THE EXERCISE
Copy the following items line for line, without changing anything.

---------------

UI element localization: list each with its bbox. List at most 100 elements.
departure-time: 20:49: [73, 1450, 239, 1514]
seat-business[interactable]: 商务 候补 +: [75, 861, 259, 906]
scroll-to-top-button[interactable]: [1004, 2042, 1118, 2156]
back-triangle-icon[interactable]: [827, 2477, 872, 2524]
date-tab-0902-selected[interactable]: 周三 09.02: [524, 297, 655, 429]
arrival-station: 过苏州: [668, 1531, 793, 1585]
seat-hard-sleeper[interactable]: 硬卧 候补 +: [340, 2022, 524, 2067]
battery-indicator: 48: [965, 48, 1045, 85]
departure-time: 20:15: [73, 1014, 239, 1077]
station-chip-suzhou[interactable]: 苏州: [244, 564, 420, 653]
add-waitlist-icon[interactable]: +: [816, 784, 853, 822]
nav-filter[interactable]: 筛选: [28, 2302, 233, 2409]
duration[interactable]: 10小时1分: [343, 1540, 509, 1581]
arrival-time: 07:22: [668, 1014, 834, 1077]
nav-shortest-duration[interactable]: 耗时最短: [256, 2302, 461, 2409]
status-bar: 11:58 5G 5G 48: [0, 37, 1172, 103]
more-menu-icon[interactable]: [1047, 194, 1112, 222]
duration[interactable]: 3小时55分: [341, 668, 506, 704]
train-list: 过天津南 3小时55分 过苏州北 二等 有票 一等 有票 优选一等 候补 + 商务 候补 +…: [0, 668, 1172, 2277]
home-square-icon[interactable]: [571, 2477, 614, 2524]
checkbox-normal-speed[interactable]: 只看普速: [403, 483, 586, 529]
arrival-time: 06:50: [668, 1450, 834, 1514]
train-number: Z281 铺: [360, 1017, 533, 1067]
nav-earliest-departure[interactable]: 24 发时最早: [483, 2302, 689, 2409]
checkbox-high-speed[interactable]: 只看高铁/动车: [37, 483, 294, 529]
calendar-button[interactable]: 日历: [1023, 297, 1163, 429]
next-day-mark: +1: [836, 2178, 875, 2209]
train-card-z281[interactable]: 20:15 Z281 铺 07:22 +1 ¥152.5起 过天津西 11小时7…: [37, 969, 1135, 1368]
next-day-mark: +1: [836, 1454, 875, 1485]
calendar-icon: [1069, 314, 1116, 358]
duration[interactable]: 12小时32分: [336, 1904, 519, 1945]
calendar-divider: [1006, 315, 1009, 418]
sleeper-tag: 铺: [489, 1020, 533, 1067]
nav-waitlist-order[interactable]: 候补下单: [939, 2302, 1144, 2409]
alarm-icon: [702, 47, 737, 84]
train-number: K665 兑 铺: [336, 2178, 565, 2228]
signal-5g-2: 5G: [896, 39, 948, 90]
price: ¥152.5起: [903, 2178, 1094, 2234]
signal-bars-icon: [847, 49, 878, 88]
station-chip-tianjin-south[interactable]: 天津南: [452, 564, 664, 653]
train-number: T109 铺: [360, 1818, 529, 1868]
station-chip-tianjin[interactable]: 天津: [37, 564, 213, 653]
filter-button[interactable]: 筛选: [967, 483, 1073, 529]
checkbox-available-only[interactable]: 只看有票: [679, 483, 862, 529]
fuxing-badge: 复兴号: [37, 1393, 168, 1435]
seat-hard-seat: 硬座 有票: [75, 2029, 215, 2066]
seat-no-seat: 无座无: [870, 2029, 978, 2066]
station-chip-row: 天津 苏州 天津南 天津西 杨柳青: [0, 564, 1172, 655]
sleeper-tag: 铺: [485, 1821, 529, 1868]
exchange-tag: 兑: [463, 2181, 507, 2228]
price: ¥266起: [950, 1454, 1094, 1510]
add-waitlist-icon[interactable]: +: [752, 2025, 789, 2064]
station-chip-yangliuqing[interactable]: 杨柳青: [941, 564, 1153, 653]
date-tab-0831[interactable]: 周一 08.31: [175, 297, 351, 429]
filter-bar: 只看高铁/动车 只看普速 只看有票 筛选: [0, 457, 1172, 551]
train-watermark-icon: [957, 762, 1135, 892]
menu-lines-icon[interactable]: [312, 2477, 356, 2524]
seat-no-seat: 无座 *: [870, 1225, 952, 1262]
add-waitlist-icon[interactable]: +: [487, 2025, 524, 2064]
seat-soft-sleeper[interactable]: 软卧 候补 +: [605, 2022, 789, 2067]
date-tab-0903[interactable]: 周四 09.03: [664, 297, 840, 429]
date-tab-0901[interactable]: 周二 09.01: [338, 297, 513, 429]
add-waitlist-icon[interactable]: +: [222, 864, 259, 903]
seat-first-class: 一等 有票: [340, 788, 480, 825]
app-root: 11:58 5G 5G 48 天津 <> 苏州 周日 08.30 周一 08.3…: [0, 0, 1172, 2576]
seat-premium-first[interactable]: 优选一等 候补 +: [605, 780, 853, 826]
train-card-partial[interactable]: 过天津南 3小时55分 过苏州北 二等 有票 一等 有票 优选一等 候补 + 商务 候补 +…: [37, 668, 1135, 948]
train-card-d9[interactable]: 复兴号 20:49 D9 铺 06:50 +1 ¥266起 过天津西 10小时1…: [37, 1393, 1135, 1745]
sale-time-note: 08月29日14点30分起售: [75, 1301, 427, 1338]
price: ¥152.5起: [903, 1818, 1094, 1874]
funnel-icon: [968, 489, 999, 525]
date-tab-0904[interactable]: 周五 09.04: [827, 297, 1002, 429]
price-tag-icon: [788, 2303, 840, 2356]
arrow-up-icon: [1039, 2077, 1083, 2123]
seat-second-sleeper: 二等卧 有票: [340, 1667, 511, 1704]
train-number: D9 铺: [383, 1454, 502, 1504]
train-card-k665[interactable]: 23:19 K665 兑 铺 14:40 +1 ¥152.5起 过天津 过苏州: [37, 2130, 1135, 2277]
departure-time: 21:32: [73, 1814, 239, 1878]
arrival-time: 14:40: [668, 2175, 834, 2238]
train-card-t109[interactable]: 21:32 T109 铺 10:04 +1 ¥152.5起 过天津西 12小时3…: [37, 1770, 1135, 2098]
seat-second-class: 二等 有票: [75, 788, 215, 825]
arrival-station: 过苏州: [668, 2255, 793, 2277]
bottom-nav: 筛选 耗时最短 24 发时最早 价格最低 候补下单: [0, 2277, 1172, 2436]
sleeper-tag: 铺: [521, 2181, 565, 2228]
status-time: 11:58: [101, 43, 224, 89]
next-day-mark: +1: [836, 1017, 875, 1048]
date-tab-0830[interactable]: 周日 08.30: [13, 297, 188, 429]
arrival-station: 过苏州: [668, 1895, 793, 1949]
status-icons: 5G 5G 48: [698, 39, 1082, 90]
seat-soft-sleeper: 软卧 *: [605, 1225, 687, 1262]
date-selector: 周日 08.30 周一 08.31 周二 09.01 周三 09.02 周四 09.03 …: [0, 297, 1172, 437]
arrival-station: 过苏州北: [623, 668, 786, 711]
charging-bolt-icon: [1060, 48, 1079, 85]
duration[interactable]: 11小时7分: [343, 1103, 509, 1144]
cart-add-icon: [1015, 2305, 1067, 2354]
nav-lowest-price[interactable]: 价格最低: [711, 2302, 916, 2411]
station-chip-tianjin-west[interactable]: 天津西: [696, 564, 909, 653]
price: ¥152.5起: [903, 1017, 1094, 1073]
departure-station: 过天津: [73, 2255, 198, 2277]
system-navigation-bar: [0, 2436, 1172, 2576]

---------------

EXERCISE RESPONSE
UI element localization: list each with its bbox. List at most 100 elements.
departure-time: 20:49: [73, 1450, 239, 1514]
seat-business[interactable]: 商务 候补 +: [75, 861, 259, 906]
scroll-to-top-button[interactable]: [1004, 2042, 1118, 2156]
back-triangle-icon[interactable]: [827, 2477, 872, 2524]
date-tab-0902-selected[interactable]: 周三 09.02: [524, 297, 655, 429]
arrival-station: 过苏州: [668, 1531, 793, 1585]
seat-hard-sleeper[interactable]: 硬卧 候补 +: [340, 2022, 524, 2067]
battery-indicator: 48: [965, 48, 1045, 85]
departure-time: 20:15: [73, 1014, 239, 1077]
station-chip-suzhou[interactable]: 苏州: [244, 564, 420, 653]
add-waitlist-icon[interactable]: +: [816, 784, 853, 822]
nav-filter[interactable]: 筛选: [28, 2302, 233, 2409]
duration[interactable]: 10小时1分: [343, 1540, 509, 1581]
arrival-time: 07:22: [668, 1014, 834, 1077]
nav-shortest-duration[interactable]: 耗时最短: [256, 2302, 461, 2409]
status-bar: 11:58 5G 5G 48: [0, 37, 1172, 103]
more-menu-icon[interactable]: [1047, 194, 1112, 222]
duration[interactable]: 3小时55分: [341, 668, 506, 704]
train-list: 过天津南 3小时55分 过苏州北 二等 有票 一等 有票 优选一等 候补 + 商务 候补 +…: [0, 668, 1172, 2277]
home-square-icon[interactable]: [571, 2477, 614, 2524]
checkbox-normal-speed[interactable]: 只看普速: [403, 483, 586, 529]
arrival-time: 06:50: [668, 1450, 834, 1514]
train-number: Z281 铺: [360, 1017, 533, 1067]
nav-earliest-departure[interactable]: 24 发时最早: [483, 2302, 689, 2409]
checkbox-high-speed[interactable]: 只看高铁/动车: [37, 483, 294, 529]
calendar-button[interactable]: 日历: [1023, 297, 1163, 429]
next-day-mark: +1: [836, 2178, 875, 2209]
train-card-z281[interactable]: 20:15 Z281 铺 07:22 +1 ¥152.5起 过天津西 11小时7…: [37, 969, 1135, 1368]
next-day-mark: +1: [836, 1454, 875, 1485]
calendar-icon: [1069, 314, 1116, 358]
duration[interactable]: 12小时32分: [336, 1904, 519, 1945]
calendar-divider: [1006, 315, 1009, 418]
sleeper-tag: 铺: [489, 1020, 533, 1067]
nav-waitlist-order[interactable]: 候补下单: [939, 2302, 1144, 2409]
alarm-icon: [702, 47, 737, 84]
train-number: K665 兑 铺: [336, 2178, 565, 2228]
signal-5g-2: 5G: [896, 39, 948, 90]
price: ¥152.5起: [903, 2178, 1094, 2234]
signal-bars-icon: [847, 49, 878, 88]
station-chip-tianjin-south[interactable]: 天津南: [452, 564, 664, 653]
train-number: T109 铺: [360, 1818, 529, 1868]
station-chip-tianjin[interactable]: 天津: [37, 564, 213, 653]
filter-button[interactable]: 筛选: [967, 483, 1073, 529]
checkbox-available-only[interactable]: 只看有票: [679, 483, 862, 529]
fuxing-badge: 复兴号: [37, 1393, 168, 1435]
seat-hard-seat: 硬座 有票: [75, 2029, 215, 2066]
seat-no-seat: 无座无: [870, 2029, 978, 2066]
station-chip-row: 天津 苏州 天津南 天津西 杨柳青: [0, 564, 1172, 655]
sleeper-tag: 铺: [485, 1821, 529, 1868]
exchange-tag: 兑: [463, 2181, 507, 2228]
price: ¥266起: [950, 1454, 1094, 1510]
add-waitlist-icon[interactable]: +: [752, 2025, 789, 2064]
station-chip-yangliuqing[interactable]: 杨柳青: [941, 564, 1153, 653]
date-tab-0831[interactable]: 周一 08.31: [175, 297, 351, 429]
filter-bar: 只看高铁/动车 只看普速 只看有票 筛选: [0, 457, 1172, 551]
train-watermark-icon: [957, 762, 1135, 892]
menu-lines-icon[interactable]: [312, 2477, 356, 2524]
seat-no-seat: 无座 *: [870, 1225, 952, 1262]
add-waitlist-icon[interactable]: +: [487, 2025, 524, 2064]
seat-soft-sleeper[interactable]: 软卧 候补 +: [605, 2022, 789, 2067]
date-tab-0903[interactable]: 周四 09.03: [664, 297, 840, 429]
date-tab-0901[interactable]: 周二 09.01: [338, 297, 513, 429]
add-waitlist-icon[interactable]: +: [222, 864, 259, 903]
seat-first-class: 一等 有票: [340, 788, 480, 825]
app-root: 11:58 5G 5G 48 天津 <> 苏州 周日 08.30 周一 08.3…: [0, 0, 1172, 2576]
seat-premium-first[interactable]: 优选一等 候补 +: [605, 780, 853, 826]
train-card-partial[interactable]: 过天津南 3小时55分 过苏州北 二等 有票 一等 有票 优选一等 候补 + 商务 候补 +…: [37, 668, 1135, 948]
train-card-d9[interactable]: 复兴号 20:49 D9 铺 06:50 +1 ¥266起 过天津西 10小时1…: [37, 1393, 1135, 1745]
sale-time-note: 08月29日14点30分起售: [75, 1301, 427, 1338]
price: ¥152.5起: [903, 1818, 1094, 1874]
funnel-icon: [968, 489, 999, 525]
date-tab-0904[interactable]: 周五 09.04: [827, 297, 1002, 429]
price-tag-icon: [788, 2303, 840, 2356]
arrow-up-icon: [1039, 2077, 1083, 2123]
seat-second-sleeper: 二等卧 有票: [340, 1667, 511, 1704]
train-number: D9 铺: [383, 1454, 502, 1504]
train-card-k665[interactable]: 23:19 K665 兑 铺 14:40 +1 ¥152.5起 过天津 过苏州: [37, 2130, 1135, 2277]
departure-time: 21:32: [73, 1814, 239, 1878]
arrival-time: 14:40: [668, 2175, 834, 2238]
train-card-t109[interactable]: 21:32 T109 铺 10:04 +1 ¥152.5起 过天津西 12小时3…: [37, 1770, 1135, 2098]
seat-second-class: 二等 有票: [75, 788, 215, 825]
arrival-station: 过苏州: [668, 2255, 793, 2277]
bottom-nav: 筛选 耗时最短 24 发时最早 价格最低 候补下单: [0, 2277, 1172, 2436]
sleeper-tag: 铺: [521, 2181, 565, 2228]
status-time: 11:58: [101, 43, 224, 89]
next-day-mark: +1: [836, 1017, 875, 1048]
date-tab-0830[interactable]: 周日 08.30: [13, 297, 188, 429]
arrival-station: 过苏州: [668, 1895, 793, 1949]
status-icons: 5G 5G 48: [698, 39, 1082, 90]
seat-soft-sleeper: 软卧 *: [605, 1225, 687, 1262]
date-selector: 周日 08.30 周一 08.31 周二 09.01 周三 09.02 周四 09.03 …: [0, 297, 1172, 437]
arrival-station: 过苏州北: [623, 668, 786, 711]
charging-bolt-icon: [1060, 48, 1079, 85]
duration[interactable]: 11小时7分: [343, 1103, 509, 1144]
cart-add-icon: [1015, 2305, 1067, 2354]
nav-lowest-price[interactable]: 价格最低: [711, 2302, 916, 2411]
station-chip-tianjin-west[interactable]: 天津西: [696, 564, 909, 653]
price: ¥152.5起: [903, 1017, 1094, 1073]
departure-station: 过天津: [73, 2255, 198, 2277]
system-navigation-bar: [0, 2436, 1172, 2576]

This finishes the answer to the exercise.